> **WHAT THE TASK REQUIRES**:
Type every record exactly as it appears.

> **MATERIAL FOR THE TASK**:
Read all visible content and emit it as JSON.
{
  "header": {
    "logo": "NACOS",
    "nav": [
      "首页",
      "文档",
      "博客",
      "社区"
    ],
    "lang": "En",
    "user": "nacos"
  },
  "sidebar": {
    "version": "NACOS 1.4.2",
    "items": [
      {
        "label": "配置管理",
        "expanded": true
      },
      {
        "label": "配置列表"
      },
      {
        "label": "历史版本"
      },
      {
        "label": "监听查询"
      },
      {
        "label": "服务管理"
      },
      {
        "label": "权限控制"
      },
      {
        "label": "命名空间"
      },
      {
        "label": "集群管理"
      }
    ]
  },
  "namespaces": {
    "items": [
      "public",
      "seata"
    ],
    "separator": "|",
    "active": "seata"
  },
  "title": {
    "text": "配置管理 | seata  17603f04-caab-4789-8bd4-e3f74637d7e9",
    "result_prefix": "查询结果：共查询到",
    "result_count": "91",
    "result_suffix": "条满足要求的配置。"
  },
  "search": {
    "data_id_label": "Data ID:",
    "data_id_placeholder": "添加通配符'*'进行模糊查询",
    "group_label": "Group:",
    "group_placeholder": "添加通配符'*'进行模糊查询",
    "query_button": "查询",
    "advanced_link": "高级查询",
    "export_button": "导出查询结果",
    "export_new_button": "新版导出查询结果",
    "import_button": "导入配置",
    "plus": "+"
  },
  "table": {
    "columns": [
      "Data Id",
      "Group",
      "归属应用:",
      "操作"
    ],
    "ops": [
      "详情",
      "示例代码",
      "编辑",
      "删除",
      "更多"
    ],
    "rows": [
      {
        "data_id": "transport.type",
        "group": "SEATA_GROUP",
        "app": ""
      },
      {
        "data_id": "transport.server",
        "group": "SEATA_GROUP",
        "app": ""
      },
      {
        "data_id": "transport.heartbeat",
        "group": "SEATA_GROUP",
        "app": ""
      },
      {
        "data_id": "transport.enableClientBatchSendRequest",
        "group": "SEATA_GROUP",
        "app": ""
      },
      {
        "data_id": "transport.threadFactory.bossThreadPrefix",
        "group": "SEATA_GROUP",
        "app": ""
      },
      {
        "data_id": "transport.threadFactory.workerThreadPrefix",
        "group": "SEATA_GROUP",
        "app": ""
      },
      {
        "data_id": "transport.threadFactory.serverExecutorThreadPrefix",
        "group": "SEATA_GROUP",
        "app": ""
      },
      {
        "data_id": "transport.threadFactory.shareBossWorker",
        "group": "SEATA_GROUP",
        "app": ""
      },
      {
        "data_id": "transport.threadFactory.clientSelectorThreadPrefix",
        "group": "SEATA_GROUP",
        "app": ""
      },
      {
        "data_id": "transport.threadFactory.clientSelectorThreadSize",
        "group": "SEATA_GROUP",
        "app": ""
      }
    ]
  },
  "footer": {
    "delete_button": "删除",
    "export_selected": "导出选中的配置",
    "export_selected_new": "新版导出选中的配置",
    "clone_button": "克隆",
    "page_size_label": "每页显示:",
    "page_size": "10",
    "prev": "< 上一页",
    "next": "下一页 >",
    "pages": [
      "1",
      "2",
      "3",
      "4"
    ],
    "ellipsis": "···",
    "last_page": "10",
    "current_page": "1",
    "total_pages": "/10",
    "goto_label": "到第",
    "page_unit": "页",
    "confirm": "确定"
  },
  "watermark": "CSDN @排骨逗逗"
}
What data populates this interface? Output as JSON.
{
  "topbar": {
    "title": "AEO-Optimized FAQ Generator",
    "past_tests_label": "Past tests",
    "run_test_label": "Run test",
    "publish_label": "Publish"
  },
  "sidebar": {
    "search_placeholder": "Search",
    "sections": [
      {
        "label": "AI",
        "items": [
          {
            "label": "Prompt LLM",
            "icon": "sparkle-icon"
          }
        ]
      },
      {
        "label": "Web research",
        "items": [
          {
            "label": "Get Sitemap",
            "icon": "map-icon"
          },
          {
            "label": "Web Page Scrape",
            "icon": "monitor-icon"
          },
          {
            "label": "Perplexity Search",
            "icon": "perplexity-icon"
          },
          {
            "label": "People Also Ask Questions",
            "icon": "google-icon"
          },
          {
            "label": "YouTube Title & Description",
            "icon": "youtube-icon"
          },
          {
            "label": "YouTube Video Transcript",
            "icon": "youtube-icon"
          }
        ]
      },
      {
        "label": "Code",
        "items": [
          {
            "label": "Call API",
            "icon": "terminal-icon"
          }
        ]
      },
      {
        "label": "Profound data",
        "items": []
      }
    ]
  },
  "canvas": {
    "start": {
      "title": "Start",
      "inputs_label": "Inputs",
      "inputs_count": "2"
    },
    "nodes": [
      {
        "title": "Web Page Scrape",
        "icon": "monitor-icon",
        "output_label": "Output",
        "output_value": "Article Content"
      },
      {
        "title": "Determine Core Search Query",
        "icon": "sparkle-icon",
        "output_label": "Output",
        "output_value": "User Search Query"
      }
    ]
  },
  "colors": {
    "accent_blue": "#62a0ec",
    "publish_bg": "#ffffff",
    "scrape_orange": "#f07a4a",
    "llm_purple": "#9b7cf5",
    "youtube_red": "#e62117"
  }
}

> **COMPLETE RESPONSE**:
Read all visible content and emit it as JSON.
{
  "header": {
    "logo": "NACOS",
    "nav": [
      "首页",
      "文档",
      "博客",
      "社区"
    ],
    "lang": "En",
    "user": "nacos"
  },
  "sidebar": {
    "version": "NACOS 1.4.2",
    "items": [
      {
        "label": "配置管理",
        "expanded": true
      },
      {
        "label": "配置列表"
      },
      {
        "label": "历史版本"
      },
      {
        "label": "监听查询"
      },
      {
        "label": "服务管理"
      },
      {
        "label": "权限控制"
      },
      {
        "label": "命名空间"
      },
      {
        "label": "集群管理"
      }
    ]
  },
  "namespaces": {
    "items": [
      "public",
      "seata"
    ],
    "separator": "|",
    "active": "seata"
  },
  "title": {
    "text": "配置管理 | seata  17603f04-caab-4789-8bd4-e3f74637d7e9",
    "result_prefix": "查询结果：共查询到",
    "result_count": "91",
    "result_suffix": "条满足要求的配置。"
  },
  "search": {
    "data_id_label": "Data ID:",
    "data_id_placeholder": "添加通配符'*'进行模糊查询",
    "group_label": "Group:",
    "group_placeholder": "添加通配符'*'进行模糊查询",
    "query_button": "查询",
    "advanced_link": "高级查询",
    "export_button": "导出查询结果",
    "export_new_button": "新版导出查询结果",
    "import_button": "导入配置",
    "plus": "+"
  },
  "table": {
    "columns": [
      "Data Id",
      "Group",
      "归属应用:",
      "操作"
    ],
    "ops": [
      "详情",
      "示例代码",
      "编辑",
      "删除",
      "更多"
    ],
    "rows": [
      {
        "data_id": "transport.type",
        "group": "SEATA_GROUP",
        "app": ""
      },
      {
        "data_id": "transport.server",
        "group": "SEATA_GROUP",
        "app": ""
      },
      {
        "data_id": "transport.heartbeat",
        "group": "SEATA_GROUP",
        "app": ""
      },
      {
        "data_id": "transport.enableClientBatchSendRequest",
        "group": "SEATA_GROUP",
        "app": ""
      },
      {
        "data_id": "transport.threadFactory.bossThreadPrefix",
        "group": "SEATA_GROUP",
        "app": ""
      },
      {
        "data_id": "transport.threadFactory.workerThreadPrefix",
        "group": "SEATA_GROUP",
        "app": ""
      },
      {
        "data_id": "transport.threadFactory.serverExecutorThreadPrefix",
        "group": "SEATA_GROUP",
        "app": ""
      },
      {
        "data_id": "transport.threadFactory.shareBossWorker",
        "group": "SEATA_GROUP",
        "app": ""
      },
      {
        "data_id": "transport.threadFactory.clientSelectorThreadPrefix",
        "group": "SEATA_GROUP",
        "app": ""
      },
      {
        "data_id": "transport.threadFactory.clientSelectorThreadSize",
        "group": "SEATA_GROUP",
        "app": ""
      }
    ]
  },
  "footer": {
    "delete_button": "删除",
    "export_selected": "导出选中的配置",
    "export_selected_new": "新版导出选中的配置",
    "clone_button": "克隆",
    "page_size_label": "每页显示:",
    "page_size": "10",
    "prev": "< 上一页",
    "next": "下一页 >",
    "pages": [
      "1",
      "2",
      "3",
      "4"
    ],
    "ellipsis": "···",
    "last_page": "10",
    "current_page": "1",
    "total_pages": "/10",
    "goto_label": "到第",
    "page_unit": "页",
    "confirm": "确定"
  },
  "watermark": "CSDN @排骨逗逗"
}
What data populates this interface? Output as JSON.
{
  "topbar": {
    "title": "AEO-Optimized FAQ Generator",
    "past_tests_label": "Past tests",
    "run_test_label": "Run test",
    "publish_label": "Publish"
  },
  "sidebar": {
    "search_placeholder": "Search",
    "sections": [
      {
        "label": "AI",
        "items": [
          {
            "label": "Prompt LLM",
            "icon": "sparkle-icon"
          }
        ]
      },
      {
        "label": "Web research",
        "items": [
          {
            "label": "Get Sitemap",
            "icon": "map-icon"
          },
          {
            "label": "Web Page Scrape",
            "icon": "monitor-icon"
          },
          {
            "label": "Perplexity Search",
            "icon": "perplexity-icon"
          },
          {
            "label": "People Also Ask Questions",
            "icon": "google-icon"
          },
          {
            "label": "YouTube Title & Description",
            "icon": "youtube-icon"
          },
          {
            "label": "YouTube Video Transcript",
            "icon": "youtube-icon"
          }
        ]
      },
      {
        "label": "Code",
        "items": [
          {
            "label": "Call API",
            "icon": "terminal-icon"
          }
        ]
      },
      {
        "label": "Profound data",
        "items": []
      }
    ]
  },
  "canvas": {
    "start": {
      "title": "Start",
      "inputs_label": "Inputs",
      "inputs_count": "2"
    },
    "nodes": [
      {
        "title": "Web Page Scrape",
        "icon": "monitor-icon",
        "output_label": "Output",
        "output_value": "Article Content"
      },
      {
        "title": "Determine Core Search Query",
        "icon": "sparkle-icon",
        "output_label": "Output",
        "output_value": "User Search Query"
      }
    ]
  },
  "colors": {
    "accent_blue": "#62a0ec",
    "publish_bg": "#ffffff",
    "scrape_orange": "#f07a4a",
    "llm_purple": "#9b7cf5",
    "youtube_red": "#e62117"
  }
}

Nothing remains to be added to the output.